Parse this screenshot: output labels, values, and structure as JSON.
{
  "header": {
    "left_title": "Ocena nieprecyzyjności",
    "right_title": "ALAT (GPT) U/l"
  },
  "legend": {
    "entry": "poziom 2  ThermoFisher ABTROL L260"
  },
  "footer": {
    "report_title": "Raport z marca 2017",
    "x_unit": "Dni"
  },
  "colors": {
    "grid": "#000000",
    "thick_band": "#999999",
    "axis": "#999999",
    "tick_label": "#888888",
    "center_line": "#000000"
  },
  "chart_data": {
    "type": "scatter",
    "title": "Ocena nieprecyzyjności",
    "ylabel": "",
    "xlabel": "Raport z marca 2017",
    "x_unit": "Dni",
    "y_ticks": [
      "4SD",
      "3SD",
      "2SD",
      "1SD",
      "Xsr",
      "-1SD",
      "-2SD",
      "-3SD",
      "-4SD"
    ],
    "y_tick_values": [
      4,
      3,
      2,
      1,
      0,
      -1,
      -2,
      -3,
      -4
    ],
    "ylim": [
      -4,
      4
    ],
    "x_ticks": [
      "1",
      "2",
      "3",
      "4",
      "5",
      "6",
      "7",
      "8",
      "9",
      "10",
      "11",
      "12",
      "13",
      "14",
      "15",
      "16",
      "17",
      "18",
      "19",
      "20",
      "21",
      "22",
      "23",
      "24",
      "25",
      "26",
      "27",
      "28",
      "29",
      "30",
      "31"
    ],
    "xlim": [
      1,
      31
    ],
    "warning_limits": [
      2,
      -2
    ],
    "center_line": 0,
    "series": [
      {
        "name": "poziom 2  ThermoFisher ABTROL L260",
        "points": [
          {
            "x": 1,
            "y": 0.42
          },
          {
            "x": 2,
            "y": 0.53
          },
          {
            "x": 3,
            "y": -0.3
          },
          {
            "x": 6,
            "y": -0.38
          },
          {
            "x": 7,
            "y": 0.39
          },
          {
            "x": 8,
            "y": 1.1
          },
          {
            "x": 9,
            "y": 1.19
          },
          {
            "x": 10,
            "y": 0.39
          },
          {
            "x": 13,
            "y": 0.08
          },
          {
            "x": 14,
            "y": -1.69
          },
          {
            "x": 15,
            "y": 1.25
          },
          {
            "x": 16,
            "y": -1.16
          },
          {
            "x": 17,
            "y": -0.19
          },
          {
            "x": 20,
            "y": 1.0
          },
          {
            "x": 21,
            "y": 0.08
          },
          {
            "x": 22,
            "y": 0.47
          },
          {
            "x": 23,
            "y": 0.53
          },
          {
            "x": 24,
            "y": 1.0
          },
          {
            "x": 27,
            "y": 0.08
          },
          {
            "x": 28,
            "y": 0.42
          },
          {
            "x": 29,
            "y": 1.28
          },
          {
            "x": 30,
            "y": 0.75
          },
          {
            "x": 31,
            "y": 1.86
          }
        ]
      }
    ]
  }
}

— Set exercise —
Type out the material again exactly as presented.

— In response —
Parse this screenshot: output labels, values, and structure as JSON.
{
  "header": {
    "left_title": "Ocena nieprecyzyjności",
    "right_title": "ALAT (GPT) U/l"
  },
  "legend": {
    "entry": "poziom 2  ThermoFisher ABTROL L260"
  },
  "footer": {
    "report_title": "Raport z marca 2017",
    "x_unit": "Dni"
  },
  "colors": {
    "grid": "#000000",
    "thick_band": "#999999",
    "axis": "#999999",
    "tick_label": "#888888",
    "center_line": "#000000"
  },
  "chart_data": {
    "type": "scatter",
    "title": "Ocena nieprecyzyjności",
    "ylabel": "",
    "xlabel": "Raport z marca 2017",
    "x_unit": "Dni",
    "y_ticks": [
      "4SD",
      "3SD",
      "2SD",
      "1SD",
      "Xsr",
      "-1SD",
      "-2SD",
      "-3SD",
      "-4SD"
    ],
    "y_tick_values": [
      4,
      3,
      2,
      1,
      0,
      -1,
      -2,
      -3,
      -4
    ],
    "ylim": [
      -4,
      4
    ],
    "x_ticks": [
      "1",
      "2",
      "3",
      "4",
      "5",
      "6",
      "7",
      "8",
      "9",
      "10",
      "11",
      "12",
      "13",
      "14",
      "15",
      "16",
      "17",
      "18",
      "19",
      "20",
      "21",
      "22",
      "23",
      "24",
      "25",
      "26",
      "27",
      "28",
      "29",
      "30",
      "31"
    ],
    "xlim": [
      1,
      31
    ],
    "warning_limits": [
      2,
      -2
    ],
    "center_line": 0,
    "series": [
      {
        "name": "poziom 2  ThermoFisher ABTROL L260",
        "points": [
          {
            "x": 1,
            "y": 0.42
          },
          {
            "x": 2,
            "y": 0.53
          },
          {
            "x": 3,
            "y": -0.3
          },
          {
            "x": 6,
            "y": -0.38
          },
          {
            "x": 7,
            "y": 0.39
          },
          {
            "x": 8,
            "y": 1.1
          },
          {
            "x": 9,
            "y": 1.19
          },
          {
            "x": 10,
            "y": 0.39
          },
          {
            "x": 13,
            "y": 0.08
          },
          {
            "x": 14,
            "y": -1.69
          },
          {
            "x": 15,
            "y": 1.25
          },
          {
            "x": 16,
            "y": -1.16
          },
          {
            "x": 17,
            "y": -0.19
          },
          {
            "x": 20,
            "y": 1.0
          },
          {
            "x": 21,
            "y": 0.08
          },
          {
            "x": 22,
            "y": 0.47
          },
          {
            "x": 23,
            "y": 0.53
          },
          {
            "x": 24,
            "y": 1.0
          },
          {
            "x": 27,
            "y": 0.08
          },
          {
            "x": 28,
            "y": 0.42
          },
          {
            "x": 29,
            "y": 1.28
          },
          {
            "x": 30,
            "y": 0.75
          },
          {
            "x": 31,
            "y": 1.86
          }
        ]
      }
    ]
  }
}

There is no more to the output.